Task instructions –
Search the material for the string "results", then report how many lines hold it, with no other text.

Supplied material –

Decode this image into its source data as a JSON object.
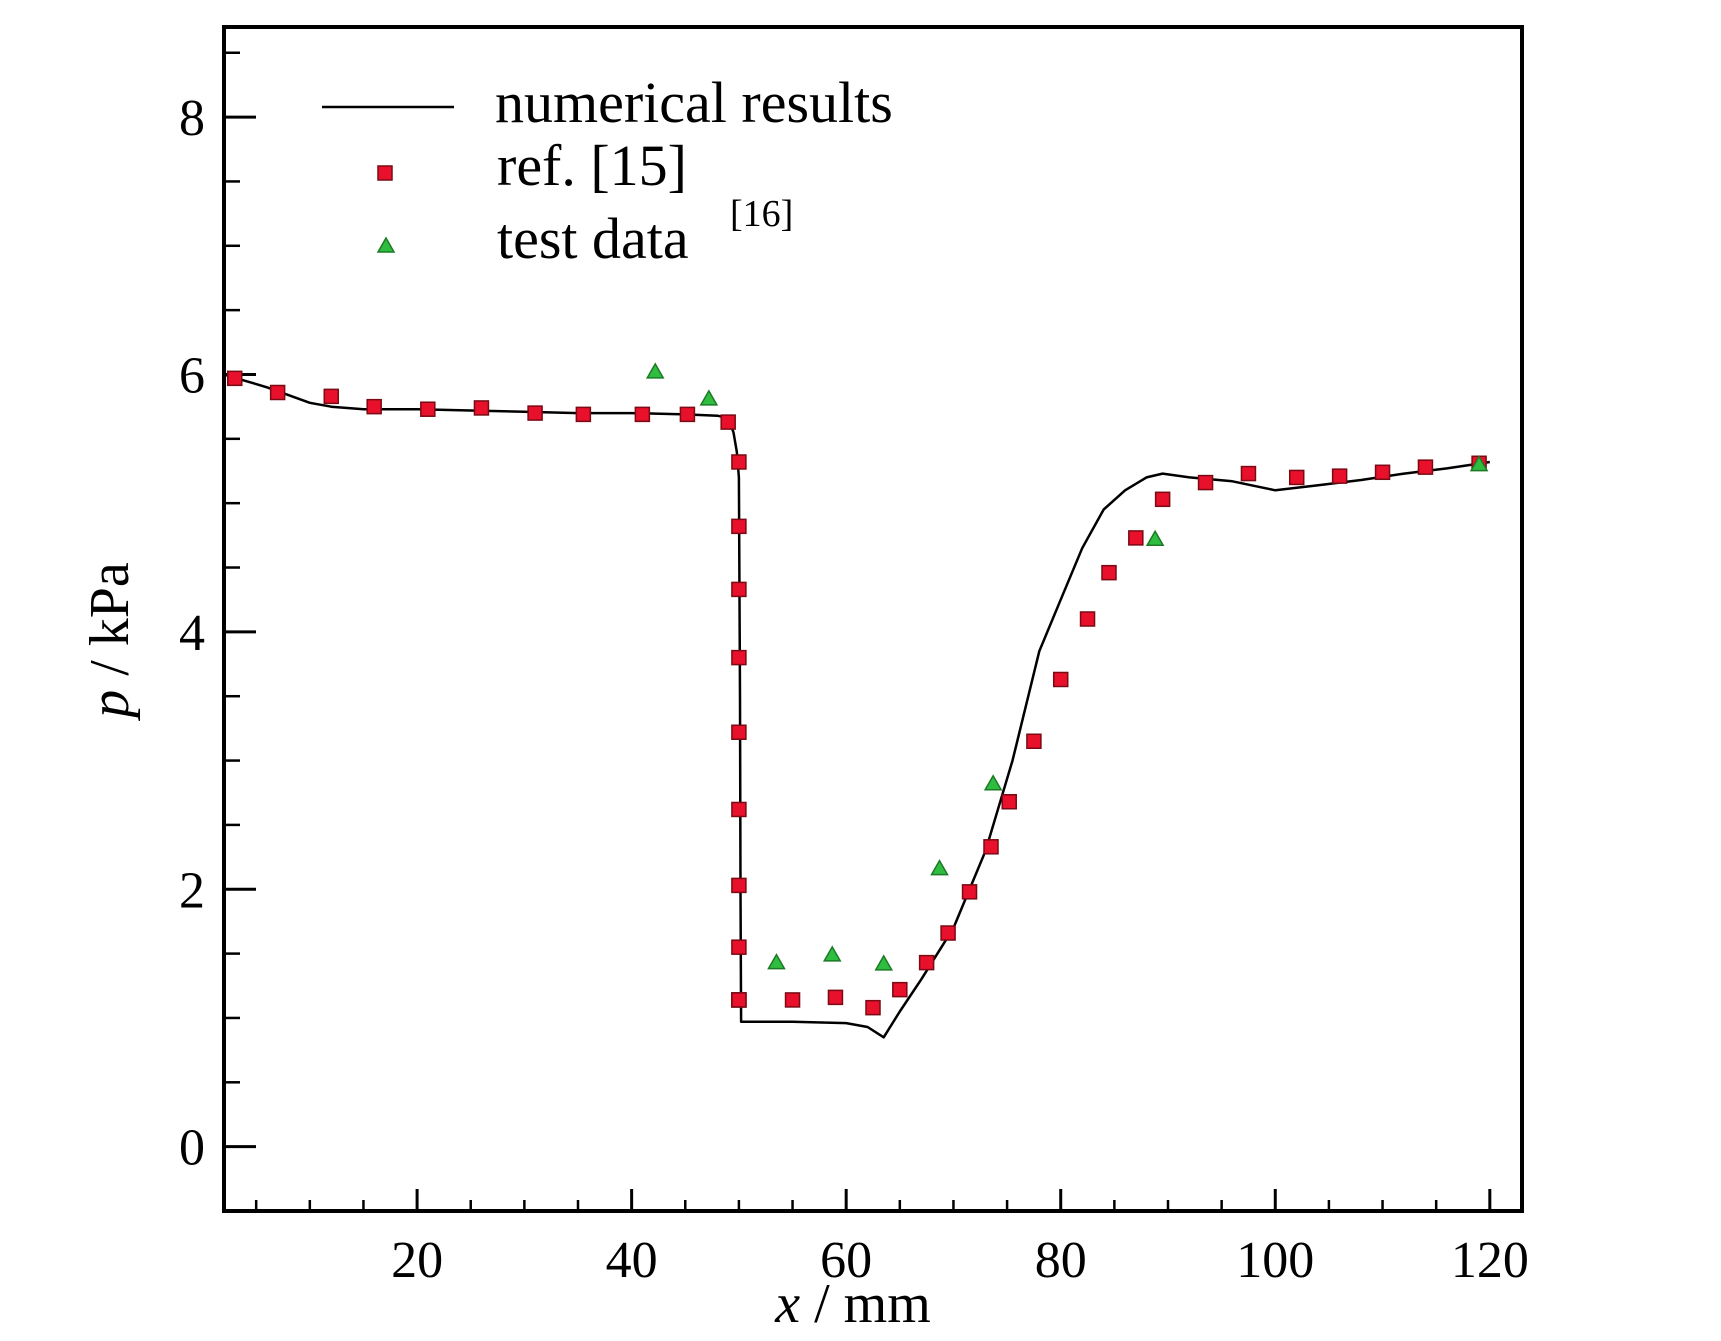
{
  "chart_data": {
    "type": "scatter",
    "title": "",
    "xlabel": {
      "var": "x",
      "unit": "mm"
    },
    "ylabel": {
      "var": "p",
      "unit": "kPa"
    },
    "xlim": [
      2,
      123
    ],
    "ylim": [
      -0.5,
      8.7
    ],
    "xticks": [
      20,
      40,
      60,
      80,
      100,
      120
    ],
    "yticks": [
      0,
      2,
      4,
      6,
      8
    ],
    "xticks_minor": [
      5,
      10,
      15,
      25,
      30,
      35,
      45,
      50,
      55,
      65,
      70,
      75,
      85,
      90,
      95,
      105,
      110,
      115
    ],
    "yticks_minor": [
      -0.5,
      0.5,
      1,
      1.5,
      2.5,
      3,
      3.5,
      4.5,
      5,
      5.5,
      6.5,
      7,
      7.5,
      8.5
    ],
    "grid": false,
    "legend_position": "top-left",
    "legend": {
      "numerical": "numerical results",
      "ref": "ref. [15]",
      "test": "test data",
      "test_sup": "[16]"
    },
    "series": [
      {
        "name": "numerical results",
        "style": "line",
        "color": "#000000",
        "x": [
          2,
          4,
          6,
          8,
          10,
          12,
          15,
          20,
          25,
          30,
          35,
          40,
          45,
          48,
          49,
          49.5,
          49.8,
          50,
          50.1,
          50.15,
          50.2,
          55,
          60,
          62,
          63.5,
          65,
          67,
          70,
          73,
          75.5,
          78,
          80,
          82,
          84,
          86,
          88,
          89.5,
          92,
          96,
          100,
          104,
          108,
          112,
          116,
          120
        ],
        "y": [
          6.0,
          5.95,
          5.9,
          5.84,
          5.78,
          5.75,
          5.73,
          5.73,
          5.72,
          5.71,
          5.7,
          5.7,
          5.69,
          5.68,
          5.66,
          5.55,
          5.4,
          5.2,
          3.5,
          2.0,
          0.97,
          0.97,
          0.96,
          0.93,
          0.85,
          1.05,
          1.3,
          1.7,
          2.3,
          3.0,
          3.85,
          4.25,
          4.65,
          4.95,
          5.1,
          5.2,
          5.23,
          5.2,
          5.17,
          5.1,
          5.14,
          5.18,
          5.23,
          5.27,
          5.32
        ]
      },
      {
        "name": "ref. [15]",
        "style": "square",
        "color": "#e8102a",
        "edge": "#7a0a14",
        "x": [
          3,
          7,
          12,
          16,
          21,
          26,
          31,
          35.5,
          41,
          45.2,
          49,
          50,
          50,
          50,
          50,
          50,
          50,
          50,
          50,
          50,
          50,
          50,
          55,
          59,
          62.5,
          65,
          67.5,
          69.5,
          71.5,
          73.5,
          75.2,
          77.5,
          80,
          82.5,
          84.5,
          87,
          89.5,
          93.5,
          97.5,
          102,
          106,
          110,
          114,
          119
        ],
        "y": [
          5.97,
          5.86,
          5.83,
          5.75,
          5.73,
          5.74,
          5.7,
          5.69,
          5.69,
          5.69,
          5.63,
          5.32,
          4.82,
          4.33,
          3.8,
          3.22,
          2.62,
          2.03,
          1.55,
          1.14,
          1.14,
          1.14,
          1.14,
          1.16,
          1.08,
          1.22,
          1.43,
          1.66,
          1.98,
          2.33,
          2.68,
          3.15,
          3.63,
          4.1,
          4.46,
          4.73,
          5.03,
          5.16,
          5.23,
          5.2,
          5.21,
          5.24,
          5.28,
          5.31
        ]
      },
      {
        "name": "test data",
        "style": "triangle",
        "color": "#2ebd3f",
        "edge": "#1c7a27",
        "x": [
          42.2,
          47.2,
          53.5,
          58.7,
          63.5,
          68.7,
          73.7,
          88.8,
          119
        ],
        "y": [
          6.02,
          5.81,
          1.43,
          1.49,
          1.42,
          2.16,
          2.82,
          4.72,
          5.3
        ]
      }
    ]
  }
}
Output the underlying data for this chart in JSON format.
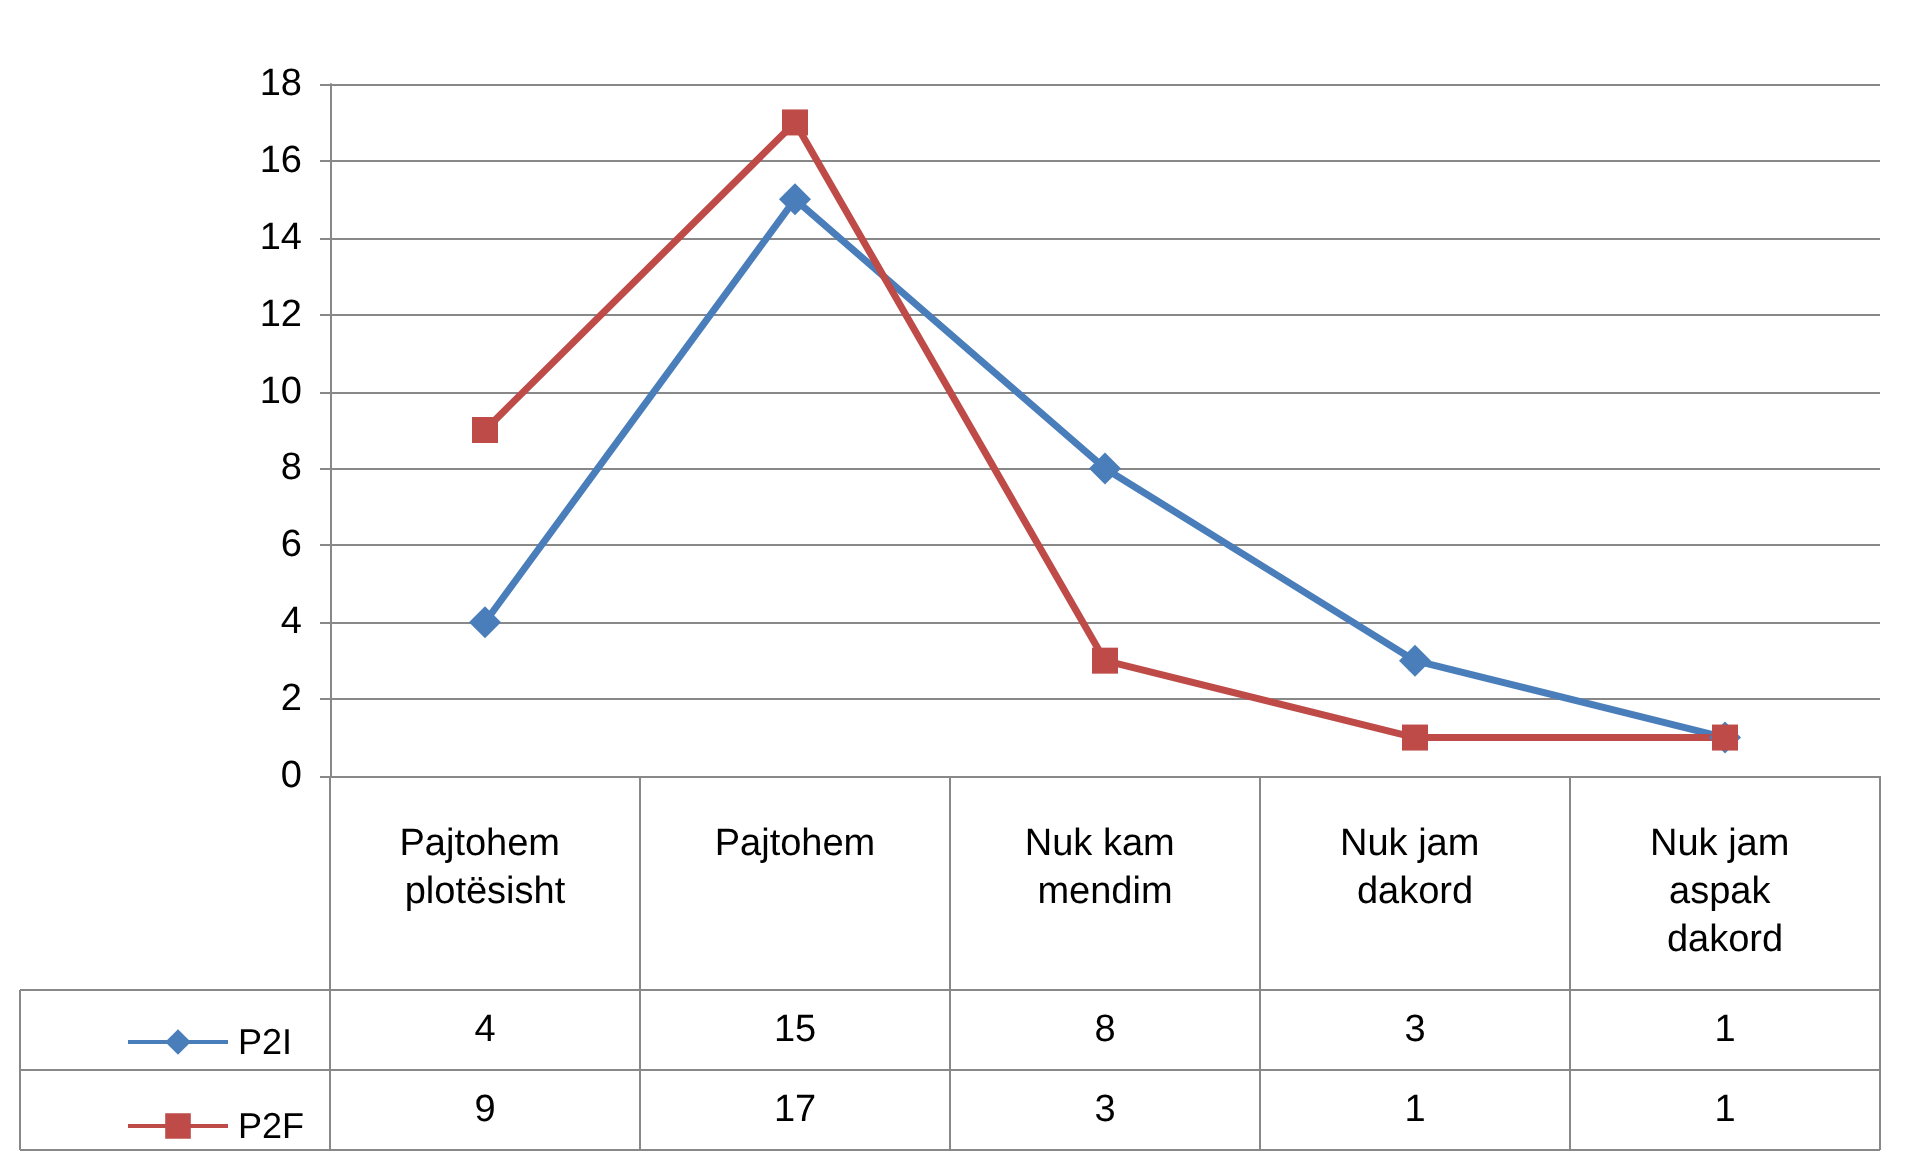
{
  "chart_data": {
    "type": "line",
    "categories": [
      "Pajtohem plotësisht",
      "Pajtohem",
      "Nuk kam mendim",
      "Nuk jam dakord",
      "Nuk jam aspak dakord"
    ],
    "series": [
      {
        "name": "P2I",
        "color": "#4a7ebb",
        "marker": "diamond",
        "values": [
          4,
          15,
          8,
          3,
          1
        ]
      },
      {
        "name": "P2F",
        "color": "#be4b48",
        "marker": "square",
        "values": [
          9,
          17,
          3,
          1,
          1
        ]
      }
    ],
    "ylim": [
      0,
      18
    ],
    "yticks": [
      0,
      2,
      4,
      6,
      8,
      10,
      12,
      14,
      16,
      18
    ],
    "grid": "y",
    "legend": "bottom left",
    "data_labels": true
  }
}
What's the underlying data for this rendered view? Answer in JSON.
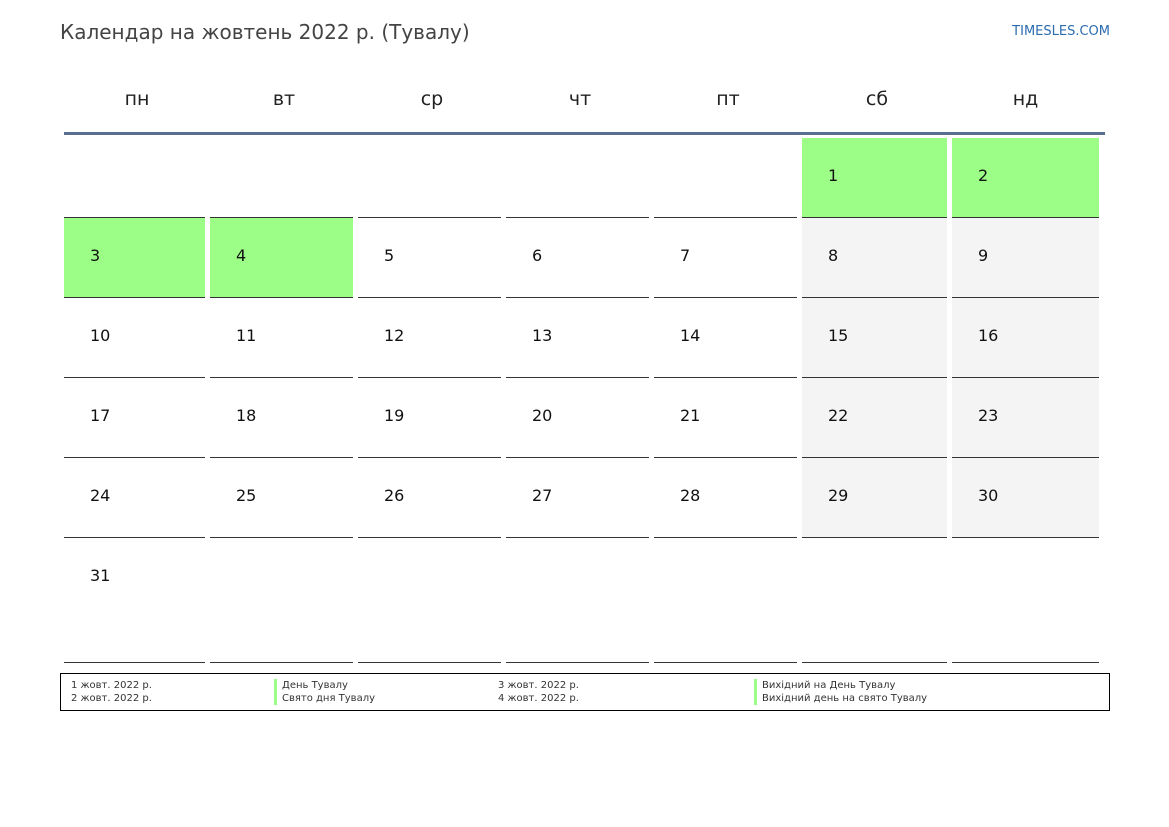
{
  "title": "Календар на жовтень 2022 р. (Тувалу)",
  "site": "TIMESLES.COM",
  "colors": {
    "holiday": "#9cfe86",
    "weekend": "#f4f4f4",
    "header_rule": "#5a6e90",
    "link": "#2b6cb0"
  },
  "weekdays": [
    "пн",
    "вт",
    "ср",
    "чт",
    "пт",
    "сб",
    "нд"
  ],
  "weeks": [
    [
      "",
      "",
      "",
      "",
      "",
      "1",
      "2"
    ],
    [
      "3",
      "4",
      "5",
      "6",
      "7",
      "8",
      "9"
    ],
    [
      "10",
      "11",
      "12",
      "13",
      "14",
      "15",
      "16"
    ],
    [
      "17",
      "18",
      "19",
      "20",
      "21",
      "22",
      "23"
    ],
    [
      "24",
      "25",
      "26",
      "27",
      "28",
      "29",
      "30"
    ],
    [
      "31",
      "",
      "",
      "",
      "",
      "",
      ""
    ]
  ],
  "holiday_days": [
    "1",
    "2",
    "3",
    "4"
  ],
  "legend": [
    {
      "date": "1 жовт. 2022 р.",
      "name": "День Тувалу"
    },
    {
      "date": "2 жовт. 2022 р.",
      "name": "Свято дня Тувалу"
    },
    {
      "date": "3 жовт. 2022 р.",
      "name": "Вихідний на День Тувалу"
    },
    {
      "date": "4 жовт. 2022 р.",
      "name": "Вихідний день на свято Тувалу"
    }
  ]
}
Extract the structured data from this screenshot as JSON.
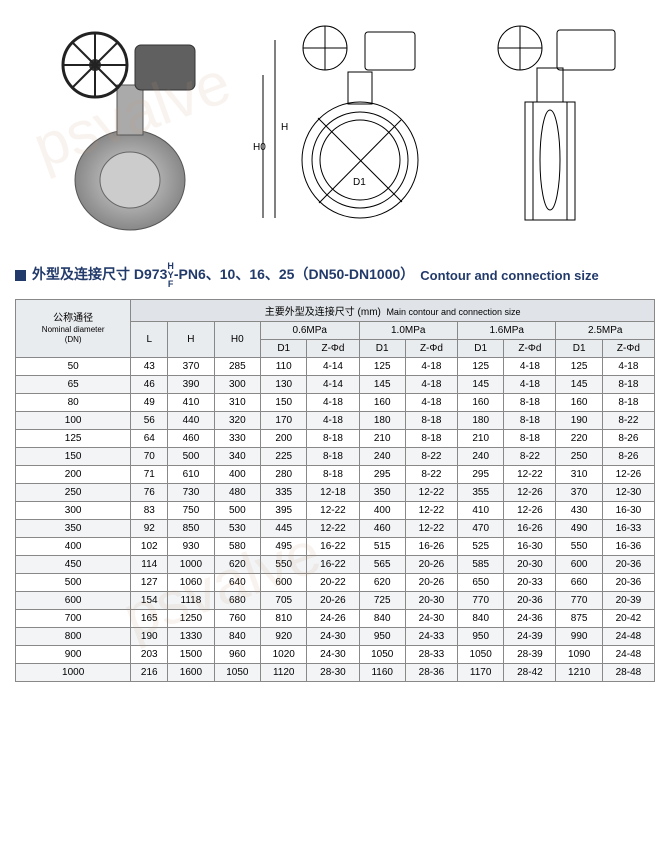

Written reply –
2